- _Goal of the exercise_: Copy out the entries below in full and exactly.
** start of Provided information **
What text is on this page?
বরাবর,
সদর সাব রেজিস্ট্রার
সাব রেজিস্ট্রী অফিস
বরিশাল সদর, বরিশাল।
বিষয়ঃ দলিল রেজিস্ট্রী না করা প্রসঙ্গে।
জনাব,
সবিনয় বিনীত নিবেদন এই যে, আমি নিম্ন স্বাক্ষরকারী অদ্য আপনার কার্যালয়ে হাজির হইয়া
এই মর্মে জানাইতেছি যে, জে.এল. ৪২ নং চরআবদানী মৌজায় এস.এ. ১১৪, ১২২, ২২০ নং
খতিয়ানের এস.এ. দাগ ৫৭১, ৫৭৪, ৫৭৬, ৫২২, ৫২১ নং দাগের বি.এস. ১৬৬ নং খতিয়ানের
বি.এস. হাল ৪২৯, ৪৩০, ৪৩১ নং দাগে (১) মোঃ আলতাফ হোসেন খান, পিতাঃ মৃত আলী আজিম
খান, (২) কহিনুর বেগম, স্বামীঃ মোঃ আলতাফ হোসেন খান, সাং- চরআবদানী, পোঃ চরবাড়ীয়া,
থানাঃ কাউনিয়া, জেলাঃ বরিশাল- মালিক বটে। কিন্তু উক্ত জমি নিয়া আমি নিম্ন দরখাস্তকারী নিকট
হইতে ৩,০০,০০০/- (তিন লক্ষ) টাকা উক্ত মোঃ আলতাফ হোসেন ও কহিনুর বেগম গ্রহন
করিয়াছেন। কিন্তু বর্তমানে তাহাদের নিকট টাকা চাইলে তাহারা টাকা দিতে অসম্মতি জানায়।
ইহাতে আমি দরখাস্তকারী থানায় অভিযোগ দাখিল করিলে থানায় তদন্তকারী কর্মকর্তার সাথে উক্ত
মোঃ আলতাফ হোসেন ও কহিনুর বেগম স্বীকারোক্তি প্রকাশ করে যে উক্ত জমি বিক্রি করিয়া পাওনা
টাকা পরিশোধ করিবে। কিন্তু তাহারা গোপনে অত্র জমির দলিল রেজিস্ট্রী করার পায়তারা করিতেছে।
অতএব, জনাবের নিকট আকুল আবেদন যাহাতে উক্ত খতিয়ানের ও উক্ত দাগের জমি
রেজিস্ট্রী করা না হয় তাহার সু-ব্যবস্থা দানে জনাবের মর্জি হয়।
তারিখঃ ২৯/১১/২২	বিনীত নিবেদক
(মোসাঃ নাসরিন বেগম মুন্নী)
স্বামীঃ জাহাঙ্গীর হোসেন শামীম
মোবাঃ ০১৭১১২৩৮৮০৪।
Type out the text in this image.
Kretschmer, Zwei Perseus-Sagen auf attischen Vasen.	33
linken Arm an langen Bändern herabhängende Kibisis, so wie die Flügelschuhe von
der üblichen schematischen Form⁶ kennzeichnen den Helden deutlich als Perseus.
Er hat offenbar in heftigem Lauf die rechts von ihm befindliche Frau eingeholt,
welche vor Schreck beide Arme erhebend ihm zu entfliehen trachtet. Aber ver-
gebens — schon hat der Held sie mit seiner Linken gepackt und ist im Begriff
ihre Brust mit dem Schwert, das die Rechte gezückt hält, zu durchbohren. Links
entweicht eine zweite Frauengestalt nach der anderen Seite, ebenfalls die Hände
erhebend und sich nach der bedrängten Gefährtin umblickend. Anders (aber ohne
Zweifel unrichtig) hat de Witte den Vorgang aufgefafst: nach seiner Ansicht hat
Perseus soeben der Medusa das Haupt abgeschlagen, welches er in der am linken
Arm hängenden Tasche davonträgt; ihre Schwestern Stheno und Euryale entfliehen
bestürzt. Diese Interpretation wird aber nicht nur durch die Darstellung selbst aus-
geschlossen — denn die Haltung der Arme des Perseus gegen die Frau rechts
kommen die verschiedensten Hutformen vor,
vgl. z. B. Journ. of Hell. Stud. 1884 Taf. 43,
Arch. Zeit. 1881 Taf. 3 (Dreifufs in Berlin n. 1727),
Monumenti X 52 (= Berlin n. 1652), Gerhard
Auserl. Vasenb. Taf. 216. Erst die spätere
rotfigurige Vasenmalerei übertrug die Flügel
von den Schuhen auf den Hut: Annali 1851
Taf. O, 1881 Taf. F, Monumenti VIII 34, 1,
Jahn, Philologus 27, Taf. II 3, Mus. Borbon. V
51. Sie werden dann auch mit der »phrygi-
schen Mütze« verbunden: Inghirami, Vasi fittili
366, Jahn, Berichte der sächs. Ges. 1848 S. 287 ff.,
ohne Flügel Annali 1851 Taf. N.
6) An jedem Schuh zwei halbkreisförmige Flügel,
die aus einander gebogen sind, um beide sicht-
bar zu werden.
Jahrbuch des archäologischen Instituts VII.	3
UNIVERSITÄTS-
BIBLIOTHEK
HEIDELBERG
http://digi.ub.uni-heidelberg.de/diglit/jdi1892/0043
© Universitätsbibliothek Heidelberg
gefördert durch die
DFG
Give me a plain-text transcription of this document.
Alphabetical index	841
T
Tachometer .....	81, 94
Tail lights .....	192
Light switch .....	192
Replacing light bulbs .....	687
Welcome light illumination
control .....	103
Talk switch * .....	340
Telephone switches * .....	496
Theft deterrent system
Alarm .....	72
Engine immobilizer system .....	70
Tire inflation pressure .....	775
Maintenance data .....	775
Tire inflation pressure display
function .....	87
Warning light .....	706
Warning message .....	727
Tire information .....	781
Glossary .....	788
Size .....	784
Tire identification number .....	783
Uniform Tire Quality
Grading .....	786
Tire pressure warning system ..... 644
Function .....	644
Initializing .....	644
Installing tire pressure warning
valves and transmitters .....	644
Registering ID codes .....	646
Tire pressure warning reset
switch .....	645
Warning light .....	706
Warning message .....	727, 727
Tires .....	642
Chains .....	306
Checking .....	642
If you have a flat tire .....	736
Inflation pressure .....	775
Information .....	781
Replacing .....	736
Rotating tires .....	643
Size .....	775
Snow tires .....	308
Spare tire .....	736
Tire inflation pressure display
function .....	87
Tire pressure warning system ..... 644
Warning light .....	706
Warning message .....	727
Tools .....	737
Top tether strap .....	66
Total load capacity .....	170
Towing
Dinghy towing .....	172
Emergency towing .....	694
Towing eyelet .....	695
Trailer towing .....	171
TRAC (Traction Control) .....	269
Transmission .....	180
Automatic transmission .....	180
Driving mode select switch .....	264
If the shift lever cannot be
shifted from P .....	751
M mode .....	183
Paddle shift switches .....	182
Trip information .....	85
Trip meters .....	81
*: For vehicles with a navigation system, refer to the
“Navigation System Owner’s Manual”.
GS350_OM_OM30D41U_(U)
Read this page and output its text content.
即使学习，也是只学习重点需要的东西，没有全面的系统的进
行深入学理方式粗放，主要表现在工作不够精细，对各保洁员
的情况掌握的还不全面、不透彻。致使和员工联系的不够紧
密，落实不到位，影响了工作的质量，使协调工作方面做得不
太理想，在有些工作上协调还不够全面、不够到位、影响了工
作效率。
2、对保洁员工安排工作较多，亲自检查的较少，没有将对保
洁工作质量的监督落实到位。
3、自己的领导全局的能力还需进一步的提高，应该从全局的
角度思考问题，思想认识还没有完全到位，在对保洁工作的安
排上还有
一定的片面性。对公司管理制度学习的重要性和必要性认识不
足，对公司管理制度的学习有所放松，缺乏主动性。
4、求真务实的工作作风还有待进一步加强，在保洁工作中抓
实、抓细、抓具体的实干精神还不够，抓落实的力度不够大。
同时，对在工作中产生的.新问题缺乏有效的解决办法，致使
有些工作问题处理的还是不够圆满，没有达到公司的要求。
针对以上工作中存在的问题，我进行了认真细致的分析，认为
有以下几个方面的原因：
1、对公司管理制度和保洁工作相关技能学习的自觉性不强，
** end of Provided information **
- _Full response_:
What text is on this page?
বরাবর,
সদর সাব রেজিস্ট্রার
সাব রেজিস্ট্রী অফিস
বরিশাল সদর, বরিশাল।
বিষয়ঃ দলিল রেজিস্ট্রী না করা প্রসঙ্গে।
জনাব,
সবিনয় বিনীত নিবেদন এই যে, আমি নিম্ন স্বাক্ষরকারী অদ্য আপনার কার্যালয়ে হাজির হইয়া
এই মর্মে জানাইতেছি যে, জে.এল. ৪২ নং চরআবদানী মৌজায় এস.এ. ১১৪, ১২২, ২২০ নং
খতিয়ানের এস.এ. দাগ ৫৭১, ৫৭৪, ৫৭৬, ৫২২, ৫২১ নং দাগের বি.এস. ১৬৬ নং খতিয়ানের
বি.এস. হাল ৪২৯, ৪৩০, ৪৩১ নং দাগে (১) মোঃ আলতাফ হোসেন খান, পিতাঃ মৃত আলী আজিম
খান, (২) কহিনুর বেগম, স্বামীঃ মোঃ আলতাফ হোসেন খান, সাং- চরআবদানী, পোঃ চরবাড়ীয়া,
থানাঃ কাউনিয়া, জেলাঃ বরিশাল- মালিক বটে। কিন্তু উক্ত জমি নিয়া আমি নিম্ন দরখাস্তকারী নিকট
হইতে ৩,০০,০০০/- (তিন লক্ষ) টাকা উক্ত মোঃ আলতাফ হোসেন ও কহিনুর বেগম গ্রহন
করিয়াছেন। কিন্তু বর্তমানে তাহাদের নিকট টাকা চাইলে তাহারা টাকা দিতে অসম্মতি জানায়।
ইহাতে আমি দরখাস্তকারী থানায় অভিযোগ দাখিল করিলে থানায় তদন্তকারী কর্মকর্তার সাথে উক্ত
মোঃ আলতাফ হোসেন ও কহিনুর বেগম স্বীকারোক্তি প্রকাশ করে যে উক্ত জমি বিক্রি করিয়া পাওনা
টাকা পরিশোধ করিবে। কিন্তু তাহারা গোপনে অত্র জমির দলিল রেজিস্ট্রী করার পায়তারা করিতেছে।
অতএব, জনাবের নিকট আকুল আবেদন যাহাতে উক্ত খতিয়ানের ও উক্ত দাগের জমি
রেজিস্ট্রী করা না হয় তাহার সু-ব্যবস্থা দানে জনাবের মর্জি হয়।
তারিখঃ ২৯/১১/২২	বিনীত নিবেদক
(মোসাঃ নাসরিন বেগম মুন্নী)
স্বামীঃ জাহাঙ্গীর হোসেন শামীম
মোবাঃ ০১৭১১২৩৮৮০৪।
Type out the text in this image.
Kretschmer, Zwei Perseus-Sagen auf attischen Vasen.	33
linken Arm an langen Bändern herabhängende Kibisis, so wie die Flügelschuhe von
der üblichen schematischen Form⁶ kennzeichnen den Helden deutlich als Perseus.
Er hat offenbar in heftigem Lauf die rechts von ihm befindliche Frau eingeholt,
welche vor Schreck beide Arme erhebend ihm zu entfliehen trachtet. Aber ver-
gebens — schon hat der Held sie mit seiner Linken gepackt und ist im Begriff
ihre Brust mit dem Schwert, das die Rechte gezückt hält, zu durchbohren. Links
entweicht eine zweite Frauengestalt nach der anderen Seite, ebenfalls die Hände
erhebend und sich nach der bedrängten Gefährtin umblickend. Anders (aber ohne
Zweifel unrichtig) hat de Witte den Vorgang aufgefafst: nach seiner Ansicht hat
Perseus soeben der Medusa das Haupt abgeschlagen, welches er in der am linken
Arm hängenden Tasche davonträgt; ihre Schwestern Stheno und Euryale entfliehen
bestürzt. Diese Interpretation wird aber nicht nur durch die Darstellung selbst aus-
geschlossen — denn die Haltung der Arme des Perseus gegen die Frau rechts
kommen die verschiedensten Hutformen vor,
vgl. z. B. Journ. of Hell. Stud. 1884 Taf. 43,
Arch. Zeit. 1881 Taf. 3 (Dreifufs in Berlin n. 1727),
Monumenti X 52 (= Berlin n. 1652), Gerhard
Auserl. Vasenb. Taf. 216. Erst die spätere
rotfigurige Vasenmalerei übertrug die Flügel
von den Schuhen auf den Hut: Annali 1851
Taf. O, 1881 Taf. F, Monumenti VIII 34, 1,
Jahn, Philologus 27, Taf. II 3, Mus. Borbon. V
51. Sie werden dann auch mit der »phrygi-
schen Mütze« verbunden: Inghirami, Vasi fittili
366, Jahn, Berichte der sächs. Ges. 1848 S. 287 ff.,
ohne Flügel Annali 1851 Taf. N.
6) An jedem Schuh zwei halbkreisförmige Flügel,
die aus einander gebogen sind, um beide sicht-
bar zu werden.
Jahrbuch des archäologischen Instituts VII.	3
UNIVERSITÄTS-
BIBLIOTHEK
HEIDELBERG
http://digi.ub.uni-heidelberg.de/diglit/jdi1892/0043
© Universitätsbibliothek Heidelberg
gefördert durch die
DFG
Give me a plain-text transcription of this document.
Alphabetical index	841
T
Tachometer .....	81, 94
Tail lights .....	192
Light switch .....	192
Replacing light bulbs .....	687
Welcome light illumination
control .....	103
Talk switch * .....	340
Telephone switches * .....	496
Theft deterrent system
Alarm .....	72
Engine immobilizer system .....	70
Tire inflation pressure .....	775
Maintenance data .....	775
Tire inflation pressure display
function .....	87
Warning light .....	706
Warning message .....	727
Tire information .....	781
Glossary .....	788
Size .....	784
Tire identification number .....	783
Uniform Tire Quality
Grading .....	786
Tire pressure warning system ..... 644
Function .....	644
Initializing .....	644
Installing tire pressure warning
valves and transmitters .....	644
Registering ID codes .....	646
Tire pressure warning reset
switch .....	645
Warning light .....	706
Warning message .....	727, 727
Tires .....	642
Chains .....	306
Checking .....	642
If you have a flat tire .....	736
Inflation pressure .....	775
Information .....	781
Replacing .....	736
Rotating tires .....	643
Size .....	775
Snow tires .....	308
Spare tire .....	736
Tire inflation pressure display
function .....	87
Tire pressure warning system ..... 644
Warning light .....	706
Warning message .....	727
Tools .....	737
Top tether strap .....	66
Total load capacity .....	170
Towing
Dinghy towing .....	172
Emergency towing .....	694
Towing eyelet .....	695
Trailer towing .....	171
TRAC (Traction Control) .....	269
Transmission .....	180
Automatic transmission .....	180
Driving mode select switch .....	264
If the shift lever cannot be
shifted from P .....	751
M mode .....	183
Paddle shift switches .....	182
Trip information .....	85
Trip meters .....	81
*: For vehicles with a navigation system, refer to the
“Navigation System Owner’s Manual”.
GS350_OM_OM30D41U_(U)
Read this page and output its text content.
即使学习，也是只学习重点需要的东西，没有全面的系统的进
行深入学理方式粗放，主要表现在工作不够精细，对各保洁员
的情况掌握的还不全面、不透彻。致使和员工联系的不够紧
密，落实不到位，影响了工作的质量，使协调工作方面做得不
太理想，在有些工作上协调还不够全面、不够到位、影响了工
作效率。
2、对保洁员工安排工作较多，亲自检查的较少，没有将对保
洁工作质量的监督落实到位。
3、自己的领导全局的能力还需进一步的提高，应该从全局的
角度思考问题，思想认识还没有完全到位，在对保洁工作的安
排上还有
一定的片面性。对公司管理制度学习的重要性和必要性认识不
足，对公司管理制度的学习有所放松，缺乏主动性。
4、求真务实的工作作风还有待进一步加强，在保洁工作中抓
实、抓细、抓具体的实干精神还不够，抓落实的力度不够大。
同时，对在工作中产生的.新问题缺乏有效的解决办法，致使
有些工作问题处理的还是不够圆满，没有达到公司的要求。
针对以上工作中存在的问题，我进行了认真细致的分析，认为
有以下几个方面的原因：
1、对公司管理制度和保洁工作相关技能学习的自觉性不强，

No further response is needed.